• **Aufgaben**:
a – Schreiben Sie aus dem Text über die Vorsorgewohnung ein Stück ab: Setzen Sie bei den Wörtern „Der Unterschied zwischen“ ein und hören Sie nach „bis 2 Zimmern.“ auf.
b – Wie geht der Text über die Vorsorgewohnung nach seinem letzten Satz weiter? Schreiben Sie die Fortsetzung.

Vorsorgewohnung
Der Begriff Vorsorgewohnung ist eine vor allem in Österreich verbreitete Bezeichnung für eine besondere Form der Geldanlage. Dabei wird nicht in Wertpapiere oder andere Finanzprodukte investiert, sondern eine Eigentumswohnung erworben.
Der Unterschied zwischen einer gewöhnlichen Eigentumswohnung und einer Vorsorgewohnung liegt primär in der Vermarktung. Vorsorgewohnungen werden vor allem als Wohnungen beworben, die ideal zur Weitervermietung sind. Sie werden oft und Gegenden erbaut, in denen eine Wertsteigerung bei Wohnungseigentum erwartet wird. Außerdem entspricht die Wohnungsgröße den besonders stark nachgefragten Mietwohnungen - also meist Single- oder Paar-Wohnungen mit 1 bis 2 Zimmern.

• **Die Daten**:
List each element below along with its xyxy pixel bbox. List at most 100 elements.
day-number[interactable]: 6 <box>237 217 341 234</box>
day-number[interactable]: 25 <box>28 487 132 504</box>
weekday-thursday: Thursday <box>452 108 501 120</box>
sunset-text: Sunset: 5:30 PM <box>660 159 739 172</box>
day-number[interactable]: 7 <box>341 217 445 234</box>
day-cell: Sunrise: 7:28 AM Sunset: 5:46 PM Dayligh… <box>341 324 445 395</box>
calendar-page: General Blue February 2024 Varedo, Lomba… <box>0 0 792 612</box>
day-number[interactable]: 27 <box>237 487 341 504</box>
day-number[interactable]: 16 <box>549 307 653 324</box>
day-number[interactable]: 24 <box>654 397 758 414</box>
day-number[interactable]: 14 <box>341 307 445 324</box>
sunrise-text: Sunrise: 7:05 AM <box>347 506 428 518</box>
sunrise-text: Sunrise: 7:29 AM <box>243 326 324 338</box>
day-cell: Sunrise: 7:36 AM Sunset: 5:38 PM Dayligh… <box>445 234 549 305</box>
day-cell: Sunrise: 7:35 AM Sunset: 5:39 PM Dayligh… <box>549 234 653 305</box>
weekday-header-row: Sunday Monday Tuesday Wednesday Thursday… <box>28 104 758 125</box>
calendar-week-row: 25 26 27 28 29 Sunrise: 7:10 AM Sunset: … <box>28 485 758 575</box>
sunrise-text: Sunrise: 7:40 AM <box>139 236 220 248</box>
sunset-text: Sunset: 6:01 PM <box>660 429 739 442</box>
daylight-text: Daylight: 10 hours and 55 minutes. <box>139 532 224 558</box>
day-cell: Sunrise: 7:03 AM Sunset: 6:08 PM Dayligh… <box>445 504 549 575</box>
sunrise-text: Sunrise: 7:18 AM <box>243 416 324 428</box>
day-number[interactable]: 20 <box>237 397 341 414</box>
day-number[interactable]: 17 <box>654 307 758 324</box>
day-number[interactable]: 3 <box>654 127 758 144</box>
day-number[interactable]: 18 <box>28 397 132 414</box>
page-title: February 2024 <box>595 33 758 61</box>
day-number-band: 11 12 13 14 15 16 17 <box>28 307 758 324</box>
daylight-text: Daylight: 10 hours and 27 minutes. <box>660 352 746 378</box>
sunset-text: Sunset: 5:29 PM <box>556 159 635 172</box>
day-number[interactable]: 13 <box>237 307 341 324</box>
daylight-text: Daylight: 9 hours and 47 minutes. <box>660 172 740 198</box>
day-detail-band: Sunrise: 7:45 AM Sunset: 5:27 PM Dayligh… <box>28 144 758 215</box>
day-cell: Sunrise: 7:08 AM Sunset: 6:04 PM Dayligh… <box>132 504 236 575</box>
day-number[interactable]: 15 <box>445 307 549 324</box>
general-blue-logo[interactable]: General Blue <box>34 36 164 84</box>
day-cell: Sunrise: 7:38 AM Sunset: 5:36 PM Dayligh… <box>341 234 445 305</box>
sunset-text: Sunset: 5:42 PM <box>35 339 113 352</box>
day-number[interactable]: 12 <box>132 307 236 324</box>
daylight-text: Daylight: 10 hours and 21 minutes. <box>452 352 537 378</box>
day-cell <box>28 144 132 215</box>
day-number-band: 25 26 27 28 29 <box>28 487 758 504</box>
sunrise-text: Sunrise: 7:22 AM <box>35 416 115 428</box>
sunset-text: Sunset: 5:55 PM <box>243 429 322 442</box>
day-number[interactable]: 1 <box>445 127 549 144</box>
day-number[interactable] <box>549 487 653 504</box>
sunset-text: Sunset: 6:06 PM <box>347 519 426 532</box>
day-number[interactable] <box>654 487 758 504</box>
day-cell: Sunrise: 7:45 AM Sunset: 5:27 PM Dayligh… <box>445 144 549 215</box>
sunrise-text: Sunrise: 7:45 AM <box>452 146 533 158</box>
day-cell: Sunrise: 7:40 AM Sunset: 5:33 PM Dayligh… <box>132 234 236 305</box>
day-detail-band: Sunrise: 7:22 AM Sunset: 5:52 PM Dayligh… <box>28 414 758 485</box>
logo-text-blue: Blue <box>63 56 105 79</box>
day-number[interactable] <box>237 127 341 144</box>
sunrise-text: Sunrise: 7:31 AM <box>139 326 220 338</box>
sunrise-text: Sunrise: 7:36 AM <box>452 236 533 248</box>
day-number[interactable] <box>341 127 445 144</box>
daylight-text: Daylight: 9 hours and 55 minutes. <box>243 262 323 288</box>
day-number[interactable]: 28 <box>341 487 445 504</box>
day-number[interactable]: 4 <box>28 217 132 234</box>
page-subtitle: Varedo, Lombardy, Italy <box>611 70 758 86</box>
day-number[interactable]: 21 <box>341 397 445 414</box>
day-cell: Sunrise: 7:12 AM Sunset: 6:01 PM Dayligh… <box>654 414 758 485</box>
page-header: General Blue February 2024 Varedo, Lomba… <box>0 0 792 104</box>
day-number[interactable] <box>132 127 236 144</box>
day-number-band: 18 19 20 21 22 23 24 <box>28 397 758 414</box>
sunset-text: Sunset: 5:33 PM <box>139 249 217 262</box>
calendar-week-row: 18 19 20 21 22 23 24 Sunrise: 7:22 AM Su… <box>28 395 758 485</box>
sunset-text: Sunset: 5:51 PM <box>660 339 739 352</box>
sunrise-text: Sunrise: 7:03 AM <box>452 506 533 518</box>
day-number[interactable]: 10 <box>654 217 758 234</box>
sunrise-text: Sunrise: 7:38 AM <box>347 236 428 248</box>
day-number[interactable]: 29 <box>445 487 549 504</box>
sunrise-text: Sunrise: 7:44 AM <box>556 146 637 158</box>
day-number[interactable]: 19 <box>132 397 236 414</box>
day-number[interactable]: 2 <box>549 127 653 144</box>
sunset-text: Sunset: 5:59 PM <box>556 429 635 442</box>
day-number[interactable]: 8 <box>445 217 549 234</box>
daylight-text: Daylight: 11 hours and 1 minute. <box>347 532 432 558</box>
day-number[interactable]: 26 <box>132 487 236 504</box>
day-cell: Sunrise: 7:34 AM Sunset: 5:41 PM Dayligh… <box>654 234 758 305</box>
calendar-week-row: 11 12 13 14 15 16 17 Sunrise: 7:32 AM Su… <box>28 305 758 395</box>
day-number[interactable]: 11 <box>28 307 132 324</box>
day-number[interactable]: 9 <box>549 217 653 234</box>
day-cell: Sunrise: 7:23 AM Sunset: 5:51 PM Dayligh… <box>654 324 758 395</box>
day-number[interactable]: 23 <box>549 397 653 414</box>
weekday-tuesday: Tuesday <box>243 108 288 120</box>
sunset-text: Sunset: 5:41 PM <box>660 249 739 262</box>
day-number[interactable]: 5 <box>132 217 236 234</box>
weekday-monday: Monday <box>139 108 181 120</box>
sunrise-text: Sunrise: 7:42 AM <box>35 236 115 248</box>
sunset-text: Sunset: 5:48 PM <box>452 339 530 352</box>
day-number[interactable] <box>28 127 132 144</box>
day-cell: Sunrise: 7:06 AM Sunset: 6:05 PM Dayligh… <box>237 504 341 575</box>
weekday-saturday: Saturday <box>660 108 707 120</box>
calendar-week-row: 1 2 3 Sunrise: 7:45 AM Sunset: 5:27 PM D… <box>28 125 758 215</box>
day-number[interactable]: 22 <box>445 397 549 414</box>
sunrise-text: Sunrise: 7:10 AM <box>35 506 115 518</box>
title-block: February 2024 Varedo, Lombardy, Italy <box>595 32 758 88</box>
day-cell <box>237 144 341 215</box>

• **Antworten**:
a –
Der Unterschied zwischen einer gewöhnlichen Eigentumswohnung und einer Vorsorgewohnung liegt primär in der Vermarktung. Vorsorgewohnungen werden vor allem als Wohnungen beworben, die ideal zur Weitervermietung sind. Sie werden oft und Gegenden erbaut, in denen eine Wertsteigerung bei Wohnungseigentum erwartet wird. Außerdem entspricht die Wohnungsgröße den besonders stark nachgefragten Mietwohnungen - also meist Single- oder Paar-Wohnungen mit 1 bis 2 Zimmern.

b –
Für eine Vorsorgewohnung sprechen vor allem zwei Argumente: Erstens gilt Wohnungseigentum als wertbeständig, sprich Erträge und Wert passen sich der Inflation an. Zweitens wird oftmals auch darauf spekuliert, dass der Wert der Wohnung durch eine Aufwertung des Wohngebietes steigt.
Vorsorgewohnungen sind jedoch auch mit Risiken behaftet. So besteht die Gefahr eines Leerstands, von Mietausfällen durch säumige Mieter, Schäden an der Wohnung und Wertverlusten durch Veränderungen im Wohngebiet. Die Vermietung ist zudem auch mit zeitlichen Aufwänden für die Verwaltung, Instandhaltung und die Suche eines Mieters verbunden.